[CHALLENGE]
The records are to be restated in their entirety, word for word.

[DATA]
## Start

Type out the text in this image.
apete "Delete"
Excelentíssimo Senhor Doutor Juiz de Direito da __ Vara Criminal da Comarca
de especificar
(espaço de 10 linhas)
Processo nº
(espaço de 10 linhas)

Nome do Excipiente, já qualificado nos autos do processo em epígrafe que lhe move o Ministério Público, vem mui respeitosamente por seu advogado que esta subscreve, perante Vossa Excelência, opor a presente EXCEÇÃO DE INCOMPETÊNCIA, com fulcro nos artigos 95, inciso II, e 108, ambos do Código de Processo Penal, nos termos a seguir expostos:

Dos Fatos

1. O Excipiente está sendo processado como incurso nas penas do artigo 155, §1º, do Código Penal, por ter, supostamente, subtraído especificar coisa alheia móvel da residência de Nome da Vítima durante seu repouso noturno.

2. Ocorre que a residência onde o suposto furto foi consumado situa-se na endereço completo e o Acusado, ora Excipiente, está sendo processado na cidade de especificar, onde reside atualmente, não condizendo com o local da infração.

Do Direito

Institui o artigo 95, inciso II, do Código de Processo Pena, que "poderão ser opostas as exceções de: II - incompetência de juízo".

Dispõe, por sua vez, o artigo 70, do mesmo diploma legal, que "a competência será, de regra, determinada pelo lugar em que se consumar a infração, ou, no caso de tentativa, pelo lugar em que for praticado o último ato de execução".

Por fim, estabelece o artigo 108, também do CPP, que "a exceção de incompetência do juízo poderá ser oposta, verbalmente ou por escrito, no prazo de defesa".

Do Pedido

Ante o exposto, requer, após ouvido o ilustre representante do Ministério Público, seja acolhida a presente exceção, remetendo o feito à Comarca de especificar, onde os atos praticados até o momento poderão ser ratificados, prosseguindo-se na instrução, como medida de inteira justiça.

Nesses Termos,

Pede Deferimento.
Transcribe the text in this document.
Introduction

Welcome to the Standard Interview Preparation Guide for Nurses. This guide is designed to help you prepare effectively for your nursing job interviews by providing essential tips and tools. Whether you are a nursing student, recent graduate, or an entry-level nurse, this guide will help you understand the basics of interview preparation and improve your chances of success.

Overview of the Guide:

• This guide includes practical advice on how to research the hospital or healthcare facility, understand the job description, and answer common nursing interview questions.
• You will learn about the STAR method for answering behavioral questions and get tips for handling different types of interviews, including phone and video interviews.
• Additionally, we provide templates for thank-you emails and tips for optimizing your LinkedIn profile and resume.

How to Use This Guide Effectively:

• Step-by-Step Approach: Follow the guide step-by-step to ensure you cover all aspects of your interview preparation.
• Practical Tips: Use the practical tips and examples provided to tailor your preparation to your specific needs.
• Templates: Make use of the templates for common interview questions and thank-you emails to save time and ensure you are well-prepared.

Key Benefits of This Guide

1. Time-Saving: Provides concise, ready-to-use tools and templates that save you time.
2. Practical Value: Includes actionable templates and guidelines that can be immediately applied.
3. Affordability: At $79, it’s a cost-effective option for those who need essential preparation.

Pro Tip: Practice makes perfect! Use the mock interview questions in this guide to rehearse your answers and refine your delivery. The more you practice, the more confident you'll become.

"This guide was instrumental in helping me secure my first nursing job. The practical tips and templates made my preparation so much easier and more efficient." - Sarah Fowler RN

## End

[SOLVED PROBLEM]
Type out the text in this image.
apete "Delete"
Excelentíssimo Senhor Doutor Juiz de Direito da __ Vara Criminal da Comarca
de especificar
(espaço de 10 linhas)
Processo nº
(espaço de 10 linhas)

Nome do Excipiente, já qualificado nos autos do processo em epígrafe que lhe move o Ministério Público, vem mui respeitosamente por seu advogado que esta subscreve, perante Vossa Excelência, opor a presente EXCEÇÃO DE INCOMPETÊNCIA, com fulcro nos artigos 95, inciso II, e 108, ambos do Código de Processo Penal, nos termos a seguir expostos:

Dos Fatos

1. O Excipiente está sendo processado como incurso nas penas do artigo 155, §1º, do Código Penal, por ter, supostamente, subtraído especificar coisa alheia móvel da residência de Nome da Vítima durante seu repouso noturno.

2. Ocorre que a residência onde o suposto furto foi consumado situa-se na endereço completo e o Acusado, ora Excipiente, está sendo processado na cidade de especificar, onde reside atualmente, não condizendo com o local da infração.

Do Direito

Institui o artigo 95, inciso II, do Código de Processo Pena, que "poderão ser opostas as exceções de: II - incompetência de juízo".

Dispõe, por sua vez, o artigo 70, do mesmo diploma legal, que "a competência será, de regra, determinada pelo lugar em que se consumar a infração, ou, no caso de tentativa, pelo lugar em que for praticado o último ato de execução".

Por fim, estabelece o artigo 108, também do CPP, que "a exceção de incompetência do juízo poderá ser oposta, verbalmente ou por escrito, no prazo de defesa".

Do Pedido

Ante o exposto, requer, após ouvido o ilustre representante do Ministério Público, seja acolhida a presente exceção, remetendo o feito à Comarca de especificar, onde os atos praticados até o momento poderão ser ratificados, prosseguindo-se na instrução, como medida de inteira justiça.

Nesses Termos,

Pede Deferimento.
Transcribe the text in this document.
Introduction

Welcome to the Standard Interview Preparation Guide for Nurses. This guide is designed to help you prepare effectively for your nursing job interviews by providing essential tips and tools. Whether you are a nursing student, recent graduate, or an entry-level nurse, this guide will help you understand the basics of interview preparation and improve your chances of success.

Overview of the Guide:

• This guide includes practical advice on how to research the hospital or healthcare facility, understand the job description, and answer common nursing interview questions.
• You will learn about the STAR method for answering behavioral questions and get tips for handling different types of interviews, including phone and video interviews.
• Additionally, we provide templates for thank-you emails and tips for optimizing your LinkedIn profile and resume.

How to Use This Guide Effectively:

• Step-by-Step Approach: Follow the guide step-by-step to ensure you cover all aspects of your interview preparation.
• Practical Tips: Use the practical tips and examples provided to tailor your preparation to your specific needs.
• Templates: Make use of the templates for common interview questions and thank-you emails to save time and ensure you are well-prepared.

Key Benefits of This Guide

1. Time-Saving: Provides concise, ready-to-use tools and templates that save you time.
2. Practical Value: Includes actionable templates and guidelines that can be immediately applied.
3. Affordability: At $79, it’s a cost-effective option for those who need essential preparation.

Pro Tip: Practice makes perfect! Use the mock interview questions in this guide to rehearse your answers and refine your delivery. The more you practice, the more confident you'll become.

"This guide was instrumental in helping me secure my first nursing job. The practical tips and templates made my preparation so much easier and more efficient." - Sarah Fowler RN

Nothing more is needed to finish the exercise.